■ **WHAT THE EXERCISE ASKS**
Change every "Store" to "Shop" in the material from its start through the line holding "chevron-up-icon xyxy=(399,130,422,153)", both ends included. Leave everything else as it stands, and give back only those lines.

■ **RECORDS**
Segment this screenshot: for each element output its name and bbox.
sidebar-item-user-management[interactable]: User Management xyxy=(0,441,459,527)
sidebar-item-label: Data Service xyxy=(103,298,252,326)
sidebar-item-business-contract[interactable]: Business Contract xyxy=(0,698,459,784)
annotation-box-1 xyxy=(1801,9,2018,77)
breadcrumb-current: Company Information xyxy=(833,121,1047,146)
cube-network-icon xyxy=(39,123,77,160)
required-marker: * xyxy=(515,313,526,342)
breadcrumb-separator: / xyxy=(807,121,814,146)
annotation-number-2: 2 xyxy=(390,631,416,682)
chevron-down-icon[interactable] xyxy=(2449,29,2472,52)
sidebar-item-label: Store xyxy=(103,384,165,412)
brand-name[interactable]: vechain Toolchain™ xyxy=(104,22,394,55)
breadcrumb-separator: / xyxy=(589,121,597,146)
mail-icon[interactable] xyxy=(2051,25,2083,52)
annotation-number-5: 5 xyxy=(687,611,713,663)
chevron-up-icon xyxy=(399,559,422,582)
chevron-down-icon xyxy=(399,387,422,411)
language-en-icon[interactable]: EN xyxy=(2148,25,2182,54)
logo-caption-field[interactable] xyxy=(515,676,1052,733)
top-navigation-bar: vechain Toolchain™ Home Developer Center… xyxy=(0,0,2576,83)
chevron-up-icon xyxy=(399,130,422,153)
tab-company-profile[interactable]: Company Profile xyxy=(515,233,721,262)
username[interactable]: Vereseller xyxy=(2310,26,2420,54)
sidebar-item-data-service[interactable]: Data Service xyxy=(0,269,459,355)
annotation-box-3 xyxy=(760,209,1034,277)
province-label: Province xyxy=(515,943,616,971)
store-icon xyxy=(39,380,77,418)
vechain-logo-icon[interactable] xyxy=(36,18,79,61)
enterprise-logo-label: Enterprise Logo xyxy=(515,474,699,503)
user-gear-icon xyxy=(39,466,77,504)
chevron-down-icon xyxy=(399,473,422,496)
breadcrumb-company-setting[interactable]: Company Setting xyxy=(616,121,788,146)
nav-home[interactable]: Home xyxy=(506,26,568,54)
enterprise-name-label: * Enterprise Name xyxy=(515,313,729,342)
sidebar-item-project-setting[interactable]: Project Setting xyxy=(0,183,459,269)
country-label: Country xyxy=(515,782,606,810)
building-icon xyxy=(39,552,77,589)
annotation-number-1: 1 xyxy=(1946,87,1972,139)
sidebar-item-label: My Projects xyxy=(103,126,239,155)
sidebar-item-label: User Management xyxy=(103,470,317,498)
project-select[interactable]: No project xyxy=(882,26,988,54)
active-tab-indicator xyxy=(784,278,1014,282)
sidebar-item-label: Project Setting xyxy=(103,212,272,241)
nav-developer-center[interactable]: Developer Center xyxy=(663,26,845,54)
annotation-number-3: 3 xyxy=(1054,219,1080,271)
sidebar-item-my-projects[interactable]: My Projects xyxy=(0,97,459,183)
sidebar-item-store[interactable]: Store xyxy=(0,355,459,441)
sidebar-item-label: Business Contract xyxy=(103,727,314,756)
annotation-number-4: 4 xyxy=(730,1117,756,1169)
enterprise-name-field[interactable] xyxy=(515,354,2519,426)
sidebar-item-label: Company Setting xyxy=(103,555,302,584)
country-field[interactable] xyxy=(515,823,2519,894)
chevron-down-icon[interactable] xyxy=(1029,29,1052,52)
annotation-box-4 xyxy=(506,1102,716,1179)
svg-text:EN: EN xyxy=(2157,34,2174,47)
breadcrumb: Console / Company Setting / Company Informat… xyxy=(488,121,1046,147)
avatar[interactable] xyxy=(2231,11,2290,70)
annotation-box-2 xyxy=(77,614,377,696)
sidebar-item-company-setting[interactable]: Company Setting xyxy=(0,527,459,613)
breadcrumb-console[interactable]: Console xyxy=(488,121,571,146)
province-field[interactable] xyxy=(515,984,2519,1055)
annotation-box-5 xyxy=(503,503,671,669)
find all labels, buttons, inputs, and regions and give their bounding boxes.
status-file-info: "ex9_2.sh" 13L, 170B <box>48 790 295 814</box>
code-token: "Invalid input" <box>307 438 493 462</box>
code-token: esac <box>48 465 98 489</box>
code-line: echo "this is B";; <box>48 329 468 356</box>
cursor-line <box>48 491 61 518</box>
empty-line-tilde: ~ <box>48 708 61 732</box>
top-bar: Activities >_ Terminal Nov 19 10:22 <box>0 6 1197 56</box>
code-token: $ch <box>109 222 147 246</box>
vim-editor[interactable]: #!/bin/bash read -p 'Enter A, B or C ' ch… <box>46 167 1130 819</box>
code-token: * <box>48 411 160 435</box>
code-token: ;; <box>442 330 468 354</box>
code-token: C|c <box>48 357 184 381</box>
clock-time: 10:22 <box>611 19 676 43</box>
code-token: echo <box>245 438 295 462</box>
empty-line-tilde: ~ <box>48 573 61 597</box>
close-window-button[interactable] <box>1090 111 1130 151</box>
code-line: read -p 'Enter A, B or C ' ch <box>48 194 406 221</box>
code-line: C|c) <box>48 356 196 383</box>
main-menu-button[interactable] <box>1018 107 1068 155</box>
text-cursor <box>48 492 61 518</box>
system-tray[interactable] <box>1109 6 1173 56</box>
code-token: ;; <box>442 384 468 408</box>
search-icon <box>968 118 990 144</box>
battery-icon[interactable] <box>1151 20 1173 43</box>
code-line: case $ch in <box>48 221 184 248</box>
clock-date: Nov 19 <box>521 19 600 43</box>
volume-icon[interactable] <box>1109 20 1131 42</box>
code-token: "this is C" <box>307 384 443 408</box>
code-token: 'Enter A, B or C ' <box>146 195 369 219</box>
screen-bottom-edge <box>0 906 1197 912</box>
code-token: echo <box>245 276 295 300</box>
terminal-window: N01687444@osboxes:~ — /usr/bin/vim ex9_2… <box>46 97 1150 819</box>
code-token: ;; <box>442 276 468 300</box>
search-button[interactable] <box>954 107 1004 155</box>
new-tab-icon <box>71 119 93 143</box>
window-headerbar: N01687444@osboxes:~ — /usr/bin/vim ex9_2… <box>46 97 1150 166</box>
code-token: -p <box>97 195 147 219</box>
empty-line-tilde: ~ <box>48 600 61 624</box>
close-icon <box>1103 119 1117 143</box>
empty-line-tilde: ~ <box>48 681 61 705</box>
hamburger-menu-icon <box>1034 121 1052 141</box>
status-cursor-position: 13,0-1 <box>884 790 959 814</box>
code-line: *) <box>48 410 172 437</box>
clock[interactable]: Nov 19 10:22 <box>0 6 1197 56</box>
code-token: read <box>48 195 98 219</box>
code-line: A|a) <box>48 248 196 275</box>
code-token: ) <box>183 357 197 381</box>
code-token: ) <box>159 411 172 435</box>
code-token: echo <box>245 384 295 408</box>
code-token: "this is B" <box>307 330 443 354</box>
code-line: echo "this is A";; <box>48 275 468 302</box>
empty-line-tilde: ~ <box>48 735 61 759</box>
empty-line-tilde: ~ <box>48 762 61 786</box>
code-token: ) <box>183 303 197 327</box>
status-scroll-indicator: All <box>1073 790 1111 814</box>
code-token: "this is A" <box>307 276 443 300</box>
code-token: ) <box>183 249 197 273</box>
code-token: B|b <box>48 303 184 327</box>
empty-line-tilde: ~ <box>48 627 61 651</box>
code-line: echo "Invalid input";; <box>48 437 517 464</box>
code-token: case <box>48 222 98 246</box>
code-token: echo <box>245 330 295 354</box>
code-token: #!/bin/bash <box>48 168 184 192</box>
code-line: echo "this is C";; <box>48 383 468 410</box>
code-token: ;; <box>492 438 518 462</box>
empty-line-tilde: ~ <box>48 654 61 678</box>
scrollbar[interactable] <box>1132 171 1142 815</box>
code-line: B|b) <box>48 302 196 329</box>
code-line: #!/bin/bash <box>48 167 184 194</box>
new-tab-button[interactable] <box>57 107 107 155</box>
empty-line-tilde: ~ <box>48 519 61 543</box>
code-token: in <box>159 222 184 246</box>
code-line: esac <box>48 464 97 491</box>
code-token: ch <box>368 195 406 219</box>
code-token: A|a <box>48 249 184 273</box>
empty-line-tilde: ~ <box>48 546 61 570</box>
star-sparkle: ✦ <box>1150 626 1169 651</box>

■ **OUTPUT OF THE TASK**
Segment this screenshot: for each element output its name and bbox.
sidebar-item-user-management[interactable]: User Management xyxy=(0,441,459,527)
sidebar-item-label: Data Service xyxy=(103,298,252,326)
sidebar-item-business-contract[interactable]: Business Contract xyxy=(0,698,459,784)
annotation-box-1 xyxy=(1801,9,2018,77)
breadcrumb-current: Company Information xyxy=(833,121,1047,146)
cube-network-icon xyxy=(39,123,77,160)
required-marker: * xyxy=(515,313,526,342)
breadcrumb-separator: / xyxy=(807,121,814,146)
annotation-number-2: 2 xyxy=(390,631,416,682)
chevron-down-icon[interactable] xyxy=(2449,29,2472,52)
sidebar-item-label: Shop xyxy=(103,384,165,412)
brand-name[interactable]: vechain Toolchain™ xyxy=(104,22,394,55)
breadcrumb-separator: / xyxy=(589,121,597,146)
mail-icon[interactable] xyxy=(2051,25,2083,52)
annotation-number-5: 5 xyxy=(687,611,713,663)
chevron-up-icon xyxy=(399,559,422,582)
chevron-down-icon xyxy=(399,387,422,411)
language-en-icon[interactable]: EN xyxy=(2148,25,2182,54)
logo-caption-field[interactable] xyxy=(515,676,1052,733)
top-navigation-bar: vechain Toolchain™ Home Developer Center… xyxy=(0,0,2576,83)
chevron-up-icon xyxy=(399,130,422,153)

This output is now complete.